▶ **What the exercise asks**
According to the article on enamel erosion from sugary drinks, how many human molars did the team use, and in which drinks were they immersed?

▶ **Source text**
___

Korean Study Visualizes Initial Erosion on Dentition
A team from the Korea Advanced Institute of Science and Technology (KAIST) measured the mechanical and morphological changes that occur during enamel erosion caused by sugary beverages.
A team from the Korea Advanced Institute of Science and Technology (KAIST) measured the mechanical and morphological changes that occur during enamel erosion caused by sugary beverages. The findings provide insight into how erosion begins, and how quickly it can occur.
Researchers were able to examine how acidic and sugary drinks affect human tooth enamel at the nanoscale level due to a method known as atomic force microscopy (AFM), which is a high-resolution type of scanning probe microscopy. The study, led by Seungbum Hong, PhD, an associate professor in the Department of Materials Science and Engineering at KAIST, is published in the Journal of the Mechanical Behavior of Biomedical Materials.
The team used five human molars that were preserved in distilled water prior to the experiment, which consisted of immersing the teeth in two types of soda and orange juice. Each drink’s impact on the molars was analyzed and the etching process on tooth enamel was monitored over time.
“Knowing how it starts is important to understanding the mechanism of tooth erosion,” says Hong. “Examining erosion at a nanoscale level helps scientists understand how to stop the process. It will also provide insight into micrometer- and millimeter-scale erosion, at which point we can see the erosion with our naked eyes.”
It was observed that surface roughness of tooth enamel increased significantly the longer the molar was immersed, while the elastic modulus of the enamel surface decreased “drastically” as immersion time increased. The enamel surface was reported to roughen five times more when it was immersed in drinks for 10 minutes, and the elastic modulus was five times lower after 5 minutes in the beverages.

___

▶ **Records supplied**

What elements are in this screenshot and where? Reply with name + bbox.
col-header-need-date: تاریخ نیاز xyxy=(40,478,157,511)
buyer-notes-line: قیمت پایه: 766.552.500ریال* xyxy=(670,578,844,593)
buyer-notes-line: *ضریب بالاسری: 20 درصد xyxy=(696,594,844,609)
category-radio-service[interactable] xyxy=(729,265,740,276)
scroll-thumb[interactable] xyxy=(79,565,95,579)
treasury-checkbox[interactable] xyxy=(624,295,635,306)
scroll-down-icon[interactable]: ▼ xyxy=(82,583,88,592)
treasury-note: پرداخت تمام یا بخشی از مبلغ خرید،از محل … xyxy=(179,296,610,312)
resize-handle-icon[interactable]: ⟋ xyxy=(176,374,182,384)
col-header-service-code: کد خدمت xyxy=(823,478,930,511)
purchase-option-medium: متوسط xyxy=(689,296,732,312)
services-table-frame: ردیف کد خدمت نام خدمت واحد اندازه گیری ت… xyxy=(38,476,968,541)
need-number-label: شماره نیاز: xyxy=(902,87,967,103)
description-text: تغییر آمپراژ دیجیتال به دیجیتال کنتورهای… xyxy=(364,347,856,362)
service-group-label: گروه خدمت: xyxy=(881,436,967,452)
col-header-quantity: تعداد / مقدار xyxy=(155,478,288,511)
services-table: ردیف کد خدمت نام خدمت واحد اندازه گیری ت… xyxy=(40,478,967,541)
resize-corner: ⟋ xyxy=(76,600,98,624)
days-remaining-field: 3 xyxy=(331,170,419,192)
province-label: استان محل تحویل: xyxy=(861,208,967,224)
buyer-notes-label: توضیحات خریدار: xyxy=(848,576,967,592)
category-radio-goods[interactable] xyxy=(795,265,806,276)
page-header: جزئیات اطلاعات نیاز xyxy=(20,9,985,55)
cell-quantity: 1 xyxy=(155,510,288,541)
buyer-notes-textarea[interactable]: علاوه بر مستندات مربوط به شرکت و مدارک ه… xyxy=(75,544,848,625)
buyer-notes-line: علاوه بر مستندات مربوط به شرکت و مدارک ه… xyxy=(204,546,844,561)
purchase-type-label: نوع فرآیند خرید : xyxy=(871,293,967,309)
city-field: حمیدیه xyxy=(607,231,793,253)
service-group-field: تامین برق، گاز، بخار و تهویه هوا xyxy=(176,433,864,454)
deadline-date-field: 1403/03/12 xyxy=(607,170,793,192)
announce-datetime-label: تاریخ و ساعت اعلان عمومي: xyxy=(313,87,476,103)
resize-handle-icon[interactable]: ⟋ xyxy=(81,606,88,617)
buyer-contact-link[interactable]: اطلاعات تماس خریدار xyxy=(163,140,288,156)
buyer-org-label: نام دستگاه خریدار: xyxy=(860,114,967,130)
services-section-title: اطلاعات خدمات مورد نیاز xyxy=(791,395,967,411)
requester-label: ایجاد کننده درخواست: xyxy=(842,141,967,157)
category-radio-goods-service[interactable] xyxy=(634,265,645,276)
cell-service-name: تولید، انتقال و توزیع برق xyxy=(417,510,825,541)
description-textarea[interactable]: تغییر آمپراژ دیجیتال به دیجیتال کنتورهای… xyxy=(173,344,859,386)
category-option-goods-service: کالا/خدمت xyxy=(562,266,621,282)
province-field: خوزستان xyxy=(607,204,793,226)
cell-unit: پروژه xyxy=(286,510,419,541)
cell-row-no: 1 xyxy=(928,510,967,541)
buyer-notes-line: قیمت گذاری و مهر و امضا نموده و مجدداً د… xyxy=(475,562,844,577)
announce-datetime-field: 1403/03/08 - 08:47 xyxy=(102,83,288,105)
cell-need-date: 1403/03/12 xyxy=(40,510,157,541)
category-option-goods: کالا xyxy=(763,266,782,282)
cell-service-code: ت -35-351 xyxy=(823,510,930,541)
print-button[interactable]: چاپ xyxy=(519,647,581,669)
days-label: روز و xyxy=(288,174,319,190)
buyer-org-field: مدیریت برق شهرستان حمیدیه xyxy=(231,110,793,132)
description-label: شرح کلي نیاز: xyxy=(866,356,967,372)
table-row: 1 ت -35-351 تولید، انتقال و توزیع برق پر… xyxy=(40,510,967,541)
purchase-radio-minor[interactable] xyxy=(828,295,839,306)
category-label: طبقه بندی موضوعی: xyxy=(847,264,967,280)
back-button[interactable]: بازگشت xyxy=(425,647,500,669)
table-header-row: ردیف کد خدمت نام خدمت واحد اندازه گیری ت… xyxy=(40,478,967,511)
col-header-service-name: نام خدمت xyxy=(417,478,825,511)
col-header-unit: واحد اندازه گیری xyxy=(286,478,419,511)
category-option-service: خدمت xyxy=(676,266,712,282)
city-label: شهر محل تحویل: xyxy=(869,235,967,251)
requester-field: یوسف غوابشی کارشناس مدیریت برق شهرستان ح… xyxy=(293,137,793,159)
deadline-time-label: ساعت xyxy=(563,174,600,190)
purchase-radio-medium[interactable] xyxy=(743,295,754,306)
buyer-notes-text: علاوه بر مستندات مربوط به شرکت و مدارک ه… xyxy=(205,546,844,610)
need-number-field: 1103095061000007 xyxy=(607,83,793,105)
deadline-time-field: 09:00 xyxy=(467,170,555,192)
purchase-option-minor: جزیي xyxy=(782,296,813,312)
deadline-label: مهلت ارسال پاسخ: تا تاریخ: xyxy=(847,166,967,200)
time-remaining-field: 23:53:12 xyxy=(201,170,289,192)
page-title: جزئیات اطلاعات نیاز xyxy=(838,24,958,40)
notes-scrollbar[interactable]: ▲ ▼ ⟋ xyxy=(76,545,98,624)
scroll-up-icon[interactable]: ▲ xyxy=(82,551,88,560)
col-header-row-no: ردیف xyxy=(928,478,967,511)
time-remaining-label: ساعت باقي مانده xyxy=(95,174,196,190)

___

▶ **Answer space**
The team used five human molars, immersed in two types of soda and orange juice.